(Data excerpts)
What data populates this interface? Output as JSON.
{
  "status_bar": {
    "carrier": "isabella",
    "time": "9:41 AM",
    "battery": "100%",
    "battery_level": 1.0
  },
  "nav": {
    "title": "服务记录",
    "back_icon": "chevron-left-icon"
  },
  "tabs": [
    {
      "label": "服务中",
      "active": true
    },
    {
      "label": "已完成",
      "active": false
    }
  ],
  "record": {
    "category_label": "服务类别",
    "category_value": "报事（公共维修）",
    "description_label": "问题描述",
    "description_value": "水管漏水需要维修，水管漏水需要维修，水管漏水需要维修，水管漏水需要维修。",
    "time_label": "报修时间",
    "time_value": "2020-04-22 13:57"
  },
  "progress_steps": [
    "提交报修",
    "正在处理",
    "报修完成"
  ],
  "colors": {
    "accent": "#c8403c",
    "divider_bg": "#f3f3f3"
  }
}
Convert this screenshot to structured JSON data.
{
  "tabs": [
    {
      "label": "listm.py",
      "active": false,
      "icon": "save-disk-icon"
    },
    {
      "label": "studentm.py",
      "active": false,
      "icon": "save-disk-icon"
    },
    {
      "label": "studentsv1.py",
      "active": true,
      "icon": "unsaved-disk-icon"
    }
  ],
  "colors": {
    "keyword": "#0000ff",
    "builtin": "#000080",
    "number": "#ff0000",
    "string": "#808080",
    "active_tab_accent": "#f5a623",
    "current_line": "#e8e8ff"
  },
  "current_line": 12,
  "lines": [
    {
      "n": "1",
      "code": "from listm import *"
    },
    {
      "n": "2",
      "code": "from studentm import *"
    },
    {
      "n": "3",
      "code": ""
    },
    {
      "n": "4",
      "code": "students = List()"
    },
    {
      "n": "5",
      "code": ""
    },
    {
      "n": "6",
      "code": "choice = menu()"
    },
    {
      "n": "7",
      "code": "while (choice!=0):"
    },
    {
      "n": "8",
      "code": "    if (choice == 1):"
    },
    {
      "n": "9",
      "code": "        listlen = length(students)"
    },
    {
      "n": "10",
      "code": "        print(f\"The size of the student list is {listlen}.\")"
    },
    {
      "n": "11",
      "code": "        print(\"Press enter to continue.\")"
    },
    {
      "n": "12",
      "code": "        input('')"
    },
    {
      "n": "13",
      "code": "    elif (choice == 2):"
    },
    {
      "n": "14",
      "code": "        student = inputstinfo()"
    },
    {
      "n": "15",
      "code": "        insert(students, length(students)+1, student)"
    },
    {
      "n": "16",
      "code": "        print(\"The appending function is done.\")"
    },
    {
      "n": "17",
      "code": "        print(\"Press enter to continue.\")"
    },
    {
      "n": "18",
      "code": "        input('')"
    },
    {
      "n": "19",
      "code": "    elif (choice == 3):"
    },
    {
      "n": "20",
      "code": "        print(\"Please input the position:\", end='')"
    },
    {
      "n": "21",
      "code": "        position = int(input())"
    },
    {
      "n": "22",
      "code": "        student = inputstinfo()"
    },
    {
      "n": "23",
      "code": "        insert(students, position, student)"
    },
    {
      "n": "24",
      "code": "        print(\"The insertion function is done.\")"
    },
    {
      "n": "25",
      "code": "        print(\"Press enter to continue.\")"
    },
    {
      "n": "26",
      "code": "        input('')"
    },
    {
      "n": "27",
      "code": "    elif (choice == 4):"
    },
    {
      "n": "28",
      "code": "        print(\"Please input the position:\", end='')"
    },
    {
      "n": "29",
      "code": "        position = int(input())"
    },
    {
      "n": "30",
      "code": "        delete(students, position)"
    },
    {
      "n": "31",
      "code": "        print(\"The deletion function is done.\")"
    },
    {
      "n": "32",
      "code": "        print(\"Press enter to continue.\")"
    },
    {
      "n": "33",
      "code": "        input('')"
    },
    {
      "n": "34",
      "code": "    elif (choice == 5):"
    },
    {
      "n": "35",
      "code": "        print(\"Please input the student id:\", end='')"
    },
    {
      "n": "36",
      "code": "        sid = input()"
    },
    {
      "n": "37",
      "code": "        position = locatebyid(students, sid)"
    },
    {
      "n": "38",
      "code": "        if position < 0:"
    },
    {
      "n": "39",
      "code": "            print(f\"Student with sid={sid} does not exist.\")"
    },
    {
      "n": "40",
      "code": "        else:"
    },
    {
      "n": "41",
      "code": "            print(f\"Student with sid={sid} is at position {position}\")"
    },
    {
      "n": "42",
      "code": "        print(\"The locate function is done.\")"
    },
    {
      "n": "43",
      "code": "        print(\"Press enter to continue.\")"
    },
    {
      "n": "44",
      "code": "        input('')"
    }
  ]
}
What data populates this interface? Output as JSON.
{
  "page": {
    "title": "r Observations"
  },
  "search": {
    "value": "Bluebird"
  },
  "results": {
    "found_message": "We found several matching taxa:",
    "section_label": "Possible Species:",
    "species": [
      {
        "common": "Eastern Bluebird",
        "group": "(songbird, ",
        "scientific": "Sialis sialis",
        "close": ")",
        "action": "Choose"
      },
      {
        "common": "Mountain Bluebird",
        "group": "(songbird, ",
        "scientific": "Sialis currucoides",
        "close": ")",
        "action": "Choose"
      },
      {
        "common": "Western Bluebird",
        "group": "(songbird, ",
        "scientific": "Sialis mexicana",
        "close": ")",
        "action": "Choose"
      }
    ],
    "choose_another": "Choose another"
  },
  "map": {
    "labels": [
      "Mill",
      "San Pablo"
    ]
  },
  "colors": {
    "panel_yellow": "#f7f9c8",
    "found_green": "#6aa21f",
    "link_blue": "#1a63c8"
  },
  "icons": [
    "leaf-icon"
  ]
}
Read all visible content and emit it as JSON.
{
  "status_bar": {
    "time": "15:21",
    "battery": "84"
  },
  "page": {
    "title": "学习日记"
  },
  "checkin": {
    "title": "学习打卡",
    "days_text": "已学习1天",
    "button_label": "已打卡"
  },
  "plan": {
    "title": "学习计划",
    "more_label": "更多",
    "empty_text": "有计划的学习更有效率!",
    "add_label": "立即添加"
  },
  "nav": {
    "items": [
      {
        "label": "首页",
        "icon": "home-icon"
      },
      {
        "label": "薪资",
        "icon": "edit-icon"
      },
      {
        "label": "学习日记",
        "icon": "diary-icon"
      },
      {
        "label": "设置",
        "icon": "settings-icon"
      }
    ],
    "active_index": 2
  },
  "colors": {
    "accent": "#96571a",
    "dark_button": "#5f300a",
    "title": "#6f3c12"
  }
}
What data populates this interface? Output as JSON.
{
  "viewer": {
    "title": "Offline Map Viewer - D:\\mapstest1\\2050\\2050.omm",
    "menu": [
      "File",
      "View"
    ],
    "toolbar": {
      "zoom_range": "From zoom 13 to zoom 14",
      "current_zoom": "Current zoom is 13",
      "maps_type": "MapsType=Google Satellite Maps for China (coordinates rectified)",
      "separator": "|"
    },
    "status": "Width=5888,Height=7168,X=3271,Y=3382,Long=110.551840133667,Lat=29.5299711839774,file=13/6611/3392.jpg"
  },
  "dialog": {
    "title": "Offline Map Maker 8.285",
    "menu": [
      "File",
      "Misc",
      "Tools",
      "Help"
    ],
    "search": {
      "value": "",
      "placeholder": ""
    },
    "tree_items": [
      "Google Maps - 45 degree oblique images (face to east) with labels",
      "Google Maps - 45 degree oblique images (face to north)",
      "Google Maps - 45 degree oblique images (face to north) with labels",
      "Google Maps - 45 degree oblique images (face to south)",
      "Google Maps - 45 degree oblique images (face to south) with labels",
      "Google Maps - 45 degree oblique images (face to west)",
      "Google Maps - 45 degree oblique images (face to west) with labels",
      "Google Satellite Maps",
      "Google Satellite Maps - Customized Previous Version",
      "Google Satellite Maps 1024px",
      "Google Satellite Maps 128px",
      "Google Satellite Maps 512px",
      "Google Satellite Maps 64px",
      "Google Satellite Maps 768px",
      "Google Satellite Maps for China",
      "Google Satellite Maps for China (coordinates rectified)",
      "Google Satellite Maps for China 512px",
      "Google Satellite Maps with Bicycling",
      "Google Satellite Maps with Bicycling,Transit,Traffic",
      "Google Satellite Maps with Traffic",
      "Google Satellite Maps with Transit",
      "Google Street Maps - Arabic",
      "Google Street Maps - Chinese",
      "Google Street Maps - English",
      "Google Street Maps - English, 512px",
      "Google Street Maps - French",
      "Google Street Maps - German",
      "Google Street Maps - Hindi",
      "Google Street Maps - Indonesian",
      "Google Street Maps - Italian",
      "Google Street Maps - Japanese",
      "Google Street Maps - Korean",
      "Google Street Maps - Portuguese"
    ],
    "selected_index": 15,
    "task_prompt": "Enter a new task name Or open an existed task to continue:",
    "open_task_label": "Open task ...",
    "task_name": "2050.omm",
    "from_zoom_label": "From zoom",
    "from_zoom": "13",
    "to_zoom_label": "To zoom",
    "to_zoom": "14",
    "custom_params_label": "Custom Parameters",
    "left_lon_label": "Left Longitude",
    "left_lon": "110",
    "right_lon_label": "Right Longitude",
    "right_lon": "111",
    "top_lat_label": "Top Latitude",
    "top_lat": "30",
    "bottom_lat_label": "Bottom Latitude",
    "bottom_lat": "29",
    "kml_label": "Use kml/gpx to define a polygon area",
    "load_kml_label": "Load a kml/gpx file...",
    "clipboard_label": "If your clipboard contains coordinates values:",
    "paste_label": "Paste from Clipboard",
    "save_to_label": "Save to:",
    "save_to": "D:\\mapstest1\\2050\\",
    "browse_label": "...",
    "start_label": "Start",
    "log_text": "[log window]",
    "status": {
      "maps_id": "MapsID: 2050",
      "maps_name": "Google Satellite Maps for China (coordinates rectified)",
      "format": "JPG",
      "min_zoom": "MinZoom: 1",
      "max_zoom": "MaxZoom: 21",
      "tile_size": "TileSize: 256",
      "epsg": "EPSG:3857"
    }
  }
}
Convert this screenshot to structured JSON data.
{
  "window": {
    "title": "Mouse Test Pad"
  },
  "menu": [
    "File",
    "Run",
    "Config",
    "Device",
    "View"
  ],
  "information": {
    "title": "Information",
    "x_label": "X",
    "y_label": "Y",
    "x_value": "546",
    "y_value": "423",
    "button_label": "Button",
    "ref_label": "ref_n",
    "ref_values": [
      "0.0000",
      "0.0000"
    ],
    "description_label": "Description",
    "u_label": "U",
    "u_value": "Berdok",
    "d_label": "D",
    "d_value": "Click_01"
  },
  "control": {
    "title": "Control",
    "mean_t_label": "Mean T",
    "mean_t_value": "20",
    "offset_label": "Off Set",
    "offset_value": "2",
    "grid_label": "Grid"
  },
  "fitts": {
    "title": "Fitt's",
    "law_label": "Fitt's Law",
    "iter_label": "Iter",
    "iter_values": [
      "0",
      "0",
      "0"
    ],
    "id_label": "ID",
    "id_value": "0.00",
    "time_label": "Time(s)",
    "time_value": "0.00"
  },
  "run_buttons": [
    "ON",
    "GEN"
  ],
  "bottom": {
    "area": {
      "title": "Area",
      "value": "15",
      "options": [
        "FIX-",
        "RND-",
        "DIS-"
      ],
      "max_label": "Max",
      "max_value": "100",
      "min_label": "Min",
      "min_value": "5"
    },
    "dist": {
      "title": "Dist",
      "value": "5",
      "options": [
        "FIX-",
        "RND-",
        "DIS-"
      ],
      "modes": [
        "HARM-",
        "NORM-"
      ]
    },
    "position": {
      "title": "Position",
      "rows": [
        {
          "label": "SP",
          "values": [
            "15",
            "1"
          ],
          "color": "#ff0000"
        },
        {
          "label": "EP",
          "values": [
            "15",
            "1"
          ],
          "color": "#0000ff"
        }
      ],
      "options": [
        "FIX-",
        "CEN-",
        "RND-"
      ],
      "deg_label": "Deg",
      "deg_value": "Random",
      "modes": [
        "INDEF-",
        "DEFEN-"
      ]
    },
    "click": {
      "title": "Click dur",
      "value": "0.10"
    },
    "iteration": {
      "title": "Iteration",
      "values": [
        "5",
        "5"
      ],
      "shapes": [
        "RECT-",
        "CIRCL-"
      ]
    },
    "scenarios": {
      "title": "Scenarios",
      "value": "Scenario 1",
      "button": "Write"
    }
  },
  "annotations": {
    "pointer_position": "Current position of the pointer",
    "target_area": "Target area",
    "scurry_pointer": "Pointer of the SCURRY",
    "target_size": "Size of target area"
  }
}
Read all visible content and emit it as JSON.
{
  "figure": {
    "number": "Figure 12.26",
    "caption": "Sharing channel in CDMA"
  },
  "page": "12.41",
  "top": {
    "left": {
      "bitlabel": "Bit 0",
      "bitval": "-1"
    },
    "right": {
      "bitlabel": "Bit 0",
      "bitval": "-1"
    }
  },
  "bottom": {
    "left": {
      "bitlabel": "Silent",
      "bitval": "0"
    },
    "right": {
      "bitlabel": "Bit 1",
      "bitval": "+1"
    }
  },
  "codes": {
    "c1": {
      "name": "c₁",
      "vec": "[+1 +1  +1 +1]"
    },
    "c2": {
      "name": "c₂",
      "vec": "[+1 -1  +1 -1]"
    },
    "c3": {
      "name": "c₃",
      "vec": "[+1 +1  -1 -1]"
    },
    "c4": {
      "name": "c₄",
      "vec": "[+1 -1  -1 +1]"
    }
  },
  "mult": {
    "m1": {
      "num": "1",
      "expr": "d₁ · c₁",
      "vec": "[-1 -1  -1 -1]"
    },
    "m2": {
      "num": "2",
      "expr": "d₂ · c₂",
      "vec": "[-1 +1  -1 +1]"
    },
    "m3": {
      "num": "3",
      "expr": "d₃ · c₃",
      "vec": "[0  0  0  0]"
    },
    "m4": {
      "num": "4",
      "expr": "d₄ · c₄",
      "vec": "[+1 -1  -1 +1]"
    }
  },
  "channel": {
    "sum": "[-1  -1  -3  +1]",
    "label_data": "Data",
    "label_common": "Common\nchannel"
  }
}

» **PROBLEM TO WORK ON**
List each line of the entries that holds the string "listlen".

» **COMPLETE ANSWER**
      "code": "        listlen = length(students)"
      "code": "        print(f\"The size of the student list is {listlen}.\")"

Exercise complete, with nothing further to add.